▸ **What you should do**
Reproduce word for word the part of the gender pay gap text starting at "Biggs then decided" and ending at "in different proportions.".

▸ **Text shown**
Andrew Biggs has an interesting article called “The Gender Pay Gap Is a Media Myth” at the American Enterprise Institute, in which he explores a recent study of said pay gap, and finds its dimensions change rather dramatically as the raw data from the study is “controlled” in various ways.

The study, published last week by the American Association of University Women, offered an initial “headline” result that “new female college grads are paid only 82 cents for each dollar of male earnings.”  Naturally, this headline was reported far and wide.

But even the AAUW researchers knew their headline factoid wasn’t really true.  They did the necessary diligence and controlled the data for such factors as the major fields of study chosen by the graduates – some of which pay much better than others – and the greater number of hours male graduates were generally willing to work.  With these considerations duly accounted for, the number changed to roughly 93 cents on the dollar for female graduates.  Biggs gives the AAUW “credit” for performing these calculations, although it’s curious that this much more comprehensive calculation wasn’t the “headline” conclusion of the study.  (Of course, the reason is fairly obvious: a 7-cent “gender pay gap” isn’t much of a headline.)

Biggs then decided to introduce some further controlling factors, working from Census Bureau data.  He stuck with recent college graduates who remained employed during the entire year, from 2009 to 2010, and “controlled for age, race, Hispanic and immigrant status, detailed geographic location, weekly work hours, college major and occupation.”  He took special care to control for “compensating wage differentials,” which is another way of saying that “dangerous or unpleasant jobs may pay more, while jobs offering flexible hours or more generous benefits might pay less.”  Men and women tend to apply for these “lucrative but lousy” jobs and “awesome jobs that don’t pay as much” in different proportions.

“Including all these controls, the gender pay gap for young college grads drops to around 1 percent,” Biggs concluded.  (Emphasis mine.)  He went on to note that some of this 1 percent gap might be accounted for by the “well known” tendency of women to “negotiate over pay less aggressively than men.”

It’s hard to infer widespread gender discrimination, which can only be addressed by far-reaching legislation, from such a narrow “pay gap.”  Fortunately for the Left, the media is willing to work very hard to make that inference.  Many of the controls Biggs applied to his data are simple common-sense observations to the average working man and woman, but with enough political marketing, many of them can be persuaded to set common sense aside.

▸ **Information provided**

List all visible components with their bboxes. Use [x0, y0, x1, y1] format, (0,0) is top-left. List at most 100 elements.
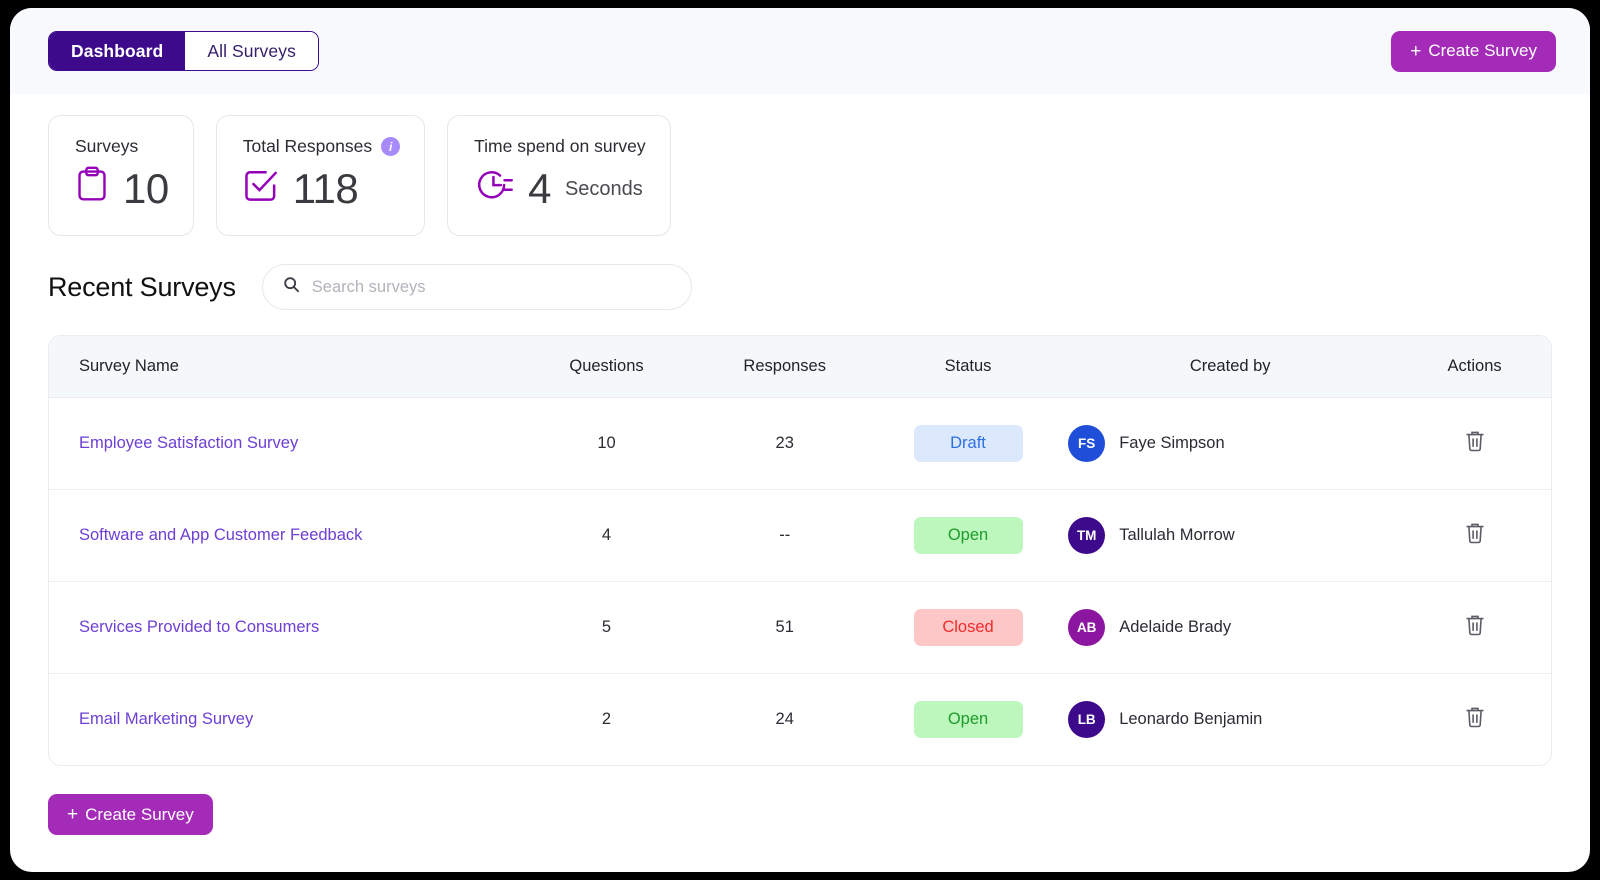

▸ **Exercise result**
Biggs then decided to introduce some further controlling factors, working from Census Bureau data.  He stuck with recent college graduates who remained employed during the entire year, from 2009 to 2010, and “controlled for age, race, Hispanic and immigrant status, detailed geographic location, weekly work hours, college major and occupation.”  He took special care to control for “compensating wage differentials,” which is another way of saying that “dangerous or unpleasant jobs may pay more, while jobs offering flexible hours or more generous benefits might pay less.”  Men and women tend to apply for these “lucrative but lousy” jobs and “awesome jobs that don’t pay as much” in different proportions.